### INPUT FOR THIS TASK
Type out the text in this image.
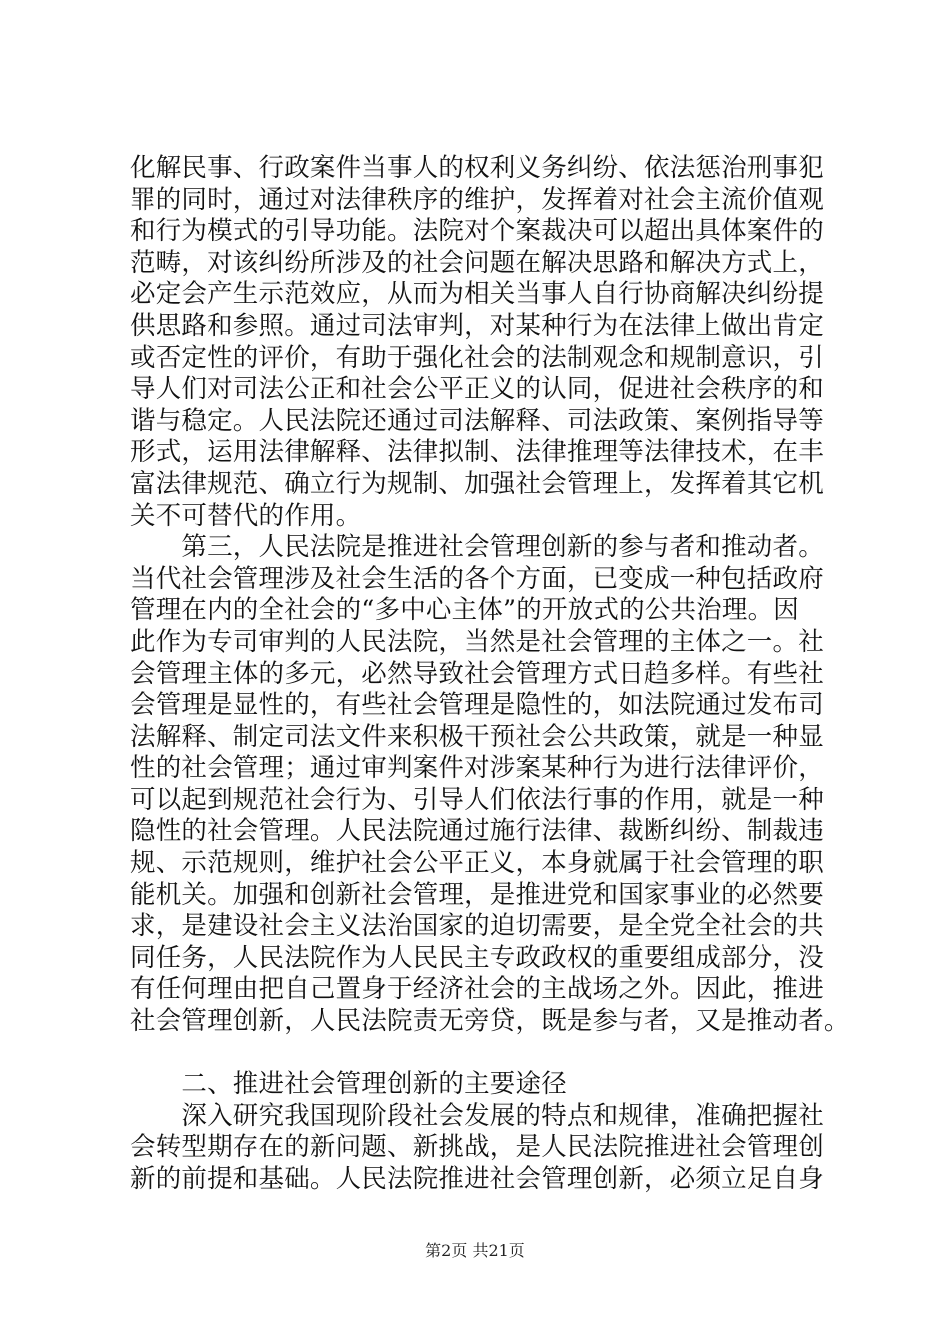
化解民事、行政案件当事人的权利义务纠纷、依法惩治刑事犯
罪的同时，通过对法律秩序的维护，发挥着对社会主流价值观
和行为模式的引导功能。法院对个案裁决可以超出具体案件的
范畴，对该纠纷所涉及的社会问题在解决思路和解决方式上，
必定会产生示范效应，从而为相关当事人自行协商解决纠纷提
供思路和参照。通过司法审判，对某种行为在法律上做出肯定
或否定性的评价，有助于强化社会的法制观念和规制意识，引
导人们对司法公正和社会公平正义的认同，促进社会秩序的和
谐与稳定。人民法院还通过司法解释、司法政策、案例指导等
形式，运用法律解释、法律拟制、法律推理等法律技术，在丰
富法律规范、确立行为规制、加强社会管理上，发挥着其它机
关不可替代的作用。
　　第三，人民法院是推进社会管理创新的参与者和推动者。
当代社会管理涉及社会生活的各个方面，已变成一种包括政府
管理在内的全社会的“多中心主体”的开放式的公共治理。因
此作为专司审判的人民法院，当然是社会管理的主体之一。社
会管理主体的多元，必然导致社会管理方式日趋多样。有些社
会管理是显性的，有些社会管理是隐性的，如法院通过发布司
法解释、制定司法文件来积极干预社会公共政策，就是一种显
性的社会管理；通过审判案件对涉案某种行为进行法律评价，
可以起到规范社会行为、引导人们依法行事的作用，就是一种
隐性的社会管理。人民法院通过施行法律、裁断纠纷、制裁违
规、示范规则，维护社会公平正义，本身就属于社会管理的职
能机关。加强和创新社会管理，是推进党和国家事业的必然要
求，是建设社会主义法治国家的迫切需要，是全党全社会的共
同任务，人民法院作为人民民主专政政权的重要组成部分，没
有任何理由把自己置身于经济社会的主战场之外。因此，推进
社会管理创新，人民法院责无旁贷，既是参与者，又是推动者。
　　二、推进社会管理创新的主要途径
　　深入研究我国现阶段社会发展的特点和规律，准确把握社
会转型期存在的新问题、新挑战，是人民法院推进社会管理创
新的前提和基础。人民法院推进社会管理创新，必须立足自身
第2页 共21页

### WHAT IS ASKED
Transcribe the complete set of entries verbatim. No pictures belong in the copy.

### RESPONSE TO THE TASK
Type out the text in this image.
化解民事、行政案件当事人的权利义务纠纷、依法惩治刑事犯
罪的同时，通过对法律秩序的维护，发挥着对社会主流价值观
和行为模式的引导功能。法院对个案裁决可以超出具体案件的
范畴，对该纠纷所涉及的社会问题在解决思路和解决方式上，
必定会产生示范效应，从而为相关当事人自行协商解决纠纷提
供思路和参照。通过司法审判，对某种行为在法律上做出肯定
或否定性的评价，有助于强化社会的法制观念和规制意识，引
导人们对司法公正和社会公平正义的认同，促进社会秩序的和
谐与稳定。人民法院还通过司法解释、司法政策、案例指导等
形式，运用法律解释、法律拟制、法律推理等法律技术，在丰
富法律规范、确立行为规制、加强社会管理上，发挥着其它机
关不可替代的作用。
　　第三，人民法院是推进社会管理创新的参与者和推动者。
当代社会管理涉及社会生活的各个方面，已变成一种包括政府
管理在内的全社会的“多中心主体”的开放式的公共治理。因
此作为专司审判的人民法院，当然是社会管理的主体之一。社
会管理主体的多元，必然导致社会管理方式日趋多样。有些社
会管理是显性的，有些社会管理是隐性的，如法院通过发布司
法解释、制定司法文件来积极干预社会公共政策，就是一种显
性的社会管理；通过审判案件对涉案某种行为进行法律评价，
可以起到规范社会行为、引导人们依法行事的作用，就是一种
隐性的社会管理。人民法院通过施行法律、裁断纠纷、制裁违
规、示范规则，维护社会公平正义，本身就属于社会管理的职
能机关。加强和创新社会管理，是推进党和国家事业的必然要
求，是建设社会主义法治国家的迫切需要，是全党全社会的共
同任务，人民法院作为人民民主专政政权的重要组成部分，没
有任何理由把自己置身于经济社会的主战场之外。因此，推进
社会管理创新，人民法院责无旁贷，既是参与者，又是推动者。
　　二、推进社会管理创新的主要途径
　　深入研究我国现阶段社会发展的特点和规律，准确把握社
会转型期存在的新问题、新挑战，是人民法院推进社会管理创
新的前提和基础。人民法院推进社会管理创新，必须立足自身
第2页 共21页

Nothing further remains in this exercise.